Reproduce all of the data exactly, with no line skipped.
--- begin DATASET ---
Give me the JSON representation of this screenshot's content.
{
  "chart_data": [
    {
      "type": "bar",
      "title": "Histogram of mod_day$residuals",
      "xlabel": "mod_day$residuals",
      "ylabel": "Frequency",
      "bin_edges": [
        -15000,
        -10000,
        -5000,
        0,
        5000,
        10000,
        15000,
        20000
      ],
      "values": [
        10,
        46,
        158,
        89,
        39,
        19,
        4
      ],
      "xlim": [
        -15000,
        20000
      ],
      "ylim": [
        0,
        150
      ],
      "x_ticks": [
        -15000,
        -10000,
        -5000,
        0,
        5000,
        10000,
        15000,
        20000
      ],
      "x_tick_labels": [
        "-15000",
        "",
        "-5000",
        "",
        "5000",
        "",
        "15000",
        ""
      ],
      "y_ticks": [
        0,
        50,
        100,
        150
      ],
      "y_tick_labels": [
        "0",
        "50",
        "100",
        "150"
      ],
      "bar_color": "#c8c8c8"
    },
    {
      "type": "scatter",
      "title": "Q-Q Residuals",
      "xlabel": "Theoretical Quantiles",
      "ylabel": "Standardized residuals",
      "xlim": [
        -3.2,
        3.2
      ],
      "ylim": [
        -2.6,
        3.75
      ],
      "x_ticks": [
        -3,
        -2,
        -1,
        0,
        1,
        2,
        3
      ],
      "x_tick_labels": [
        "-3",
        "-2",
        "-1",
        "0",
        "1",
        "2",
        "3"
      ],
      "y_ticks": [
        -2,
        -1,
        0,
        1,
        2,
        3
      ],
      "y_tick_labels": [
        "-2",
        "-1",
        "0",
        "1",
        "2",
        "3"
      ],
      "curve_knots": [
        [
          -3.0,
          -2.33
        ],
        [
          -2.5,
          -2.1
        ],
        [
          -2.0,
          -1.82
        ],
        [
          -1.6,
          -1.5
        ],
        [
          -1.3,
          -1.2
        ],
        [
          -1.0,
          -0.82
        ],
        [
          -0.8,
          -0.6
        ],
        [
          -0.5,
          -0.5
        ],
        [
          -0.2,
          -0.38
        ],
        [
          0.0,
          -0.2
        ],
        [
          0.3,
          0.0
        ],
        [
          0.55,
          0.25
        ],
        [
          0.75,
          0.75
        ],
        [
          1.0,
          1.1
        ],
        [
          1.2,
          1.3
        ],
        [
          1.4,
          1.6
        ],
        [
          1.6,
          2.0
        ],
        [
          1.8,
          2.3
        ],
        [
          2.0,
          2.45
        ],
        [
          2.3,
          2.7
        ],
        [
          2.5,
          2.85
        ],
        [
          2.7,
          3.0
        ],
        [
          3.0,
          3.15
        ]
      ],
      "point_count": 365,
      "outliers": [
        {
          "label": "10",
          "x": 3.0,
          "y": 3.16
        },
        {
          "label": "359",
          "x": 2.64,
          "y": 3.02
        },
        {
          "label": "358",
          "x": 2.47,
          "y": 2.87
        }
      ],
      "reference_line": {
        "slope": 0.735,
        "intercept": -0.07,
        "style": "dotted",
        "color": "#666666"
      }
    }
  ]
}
--- end DATASET ---
**TASK RESPONSE:**
Give me the JSON representation of this screenshot's content.
{
  "chart_data": [
    {
      "type": "bar",
      "title": "Histogram of mod_day$residuals",
      "xlabel": "mod_day$residuals",
      "ylabel": "Frequency",
      "bin_edges": [
        -15000,
        -10000,
        -5000,
        0,
        5000,
        10000,
        15000,
        20000
      ],
      "values": [
        10,
        46,
        158,
        89,
        39,
        19,
        4
      ],
      "xlim": [
        -15000,
        20000
      ],
      "ylim": [
        0,
        150
      ],
      "x_ticks": [
        -15000,
        -10000,
        -5000,
        0,
        5000,
        10000,
        15000,
        20000
      ],
      "x_tick_labels": [
        "-15000",
        "",
        "-5000",
        "",
        "5000",
        "",
        "15000",
        ""
      ],
      "y_ticks": [
        0,
        50,
        100,
        150
      ],
      "y_tick_labels": [
        "0",
        "50",
        "100",
        "150"
      ],
      "bar_color": "#c8c8c8"
    },
    {
      "type": "scatter",
      "title": "Q-Q Residuals",
      "xlabel": "Theoretical Quantiles",
      "ylabel": "Standardized residuals",
      "xlim": [
        -3.2,
        3.2
      ],
      "ylim": [
        -2.6,
        3.75
      ],
      "x_ticks": [
        -3,
        -2,
        -1,
        0,
        1,
        2,
        3
      ],
      "x_tick_labels": [
        "-3",
        "-2",
        "-1",
        "0",
        "1",
        "2",
        "3"
      ],
      "y_ticks": [
        -2,
        -1,
        0,
        1,
        2,
        3
      ],
      "y_tick_labels": [
        "-2",
        "-1",
        "0",
        "1",
        "2",
        "3"
      ],
      "curve_knots": [
        [
          -3.0,
          -2.33
        ],
        [
          -2.5,
          -2.1
        ],
        [
          -2.0,
          -1.82
        ],
        [
          -1.6,
          -1.5
        ],
        [
          -1.3,
          -1.2
        ],
        [
          -1.0,
          -0.82
        ],
        [
          -0.8,
          -0.6
        ],
        [
          -0.5,
          -0.5
        ],
        [
          -0.2,
          -0.38
        ],
        [
          0.0,
          -0.2
        ],
        [
          0.3,
          0.0
        ],
        [
          0.55,
          0.25
        ],
        [
          0.75,
          0.75
        ],
        [
          1.0,
          1.1
        ],
        [
          1.2,
          1.3
        ],
        [
          1.4,
          1.6
        ],
        [
          1.6,
          2.0
        ],
        [
          1.8,
          2.3
        ],
        [
          2.0,
          2.45
        ],
        [
          2.3,
          2.7
        ],
        [
          2.5,
          2.85
        ],
        [
          2.7,
          3.0
        ],
        [
          3.0,
          3.15
        ]
      ],
      "point_count": 365,
      "outliers": [
        {
          "label": "10",
          "x": 3.0,
          "y": 3.16
        },
        {
          "label": "359",
          "x": 2.64,
          "y": 3.02
        },
        {
          "label": "358",
          "x": 2.47,
          "y": 2.87
        }
      ],
      "reference_line": {
        "slope": 0.735,
        "intercept": -0.07,
        "style": "dotted",
        "color": "#666666"
      }
    }
  ]
}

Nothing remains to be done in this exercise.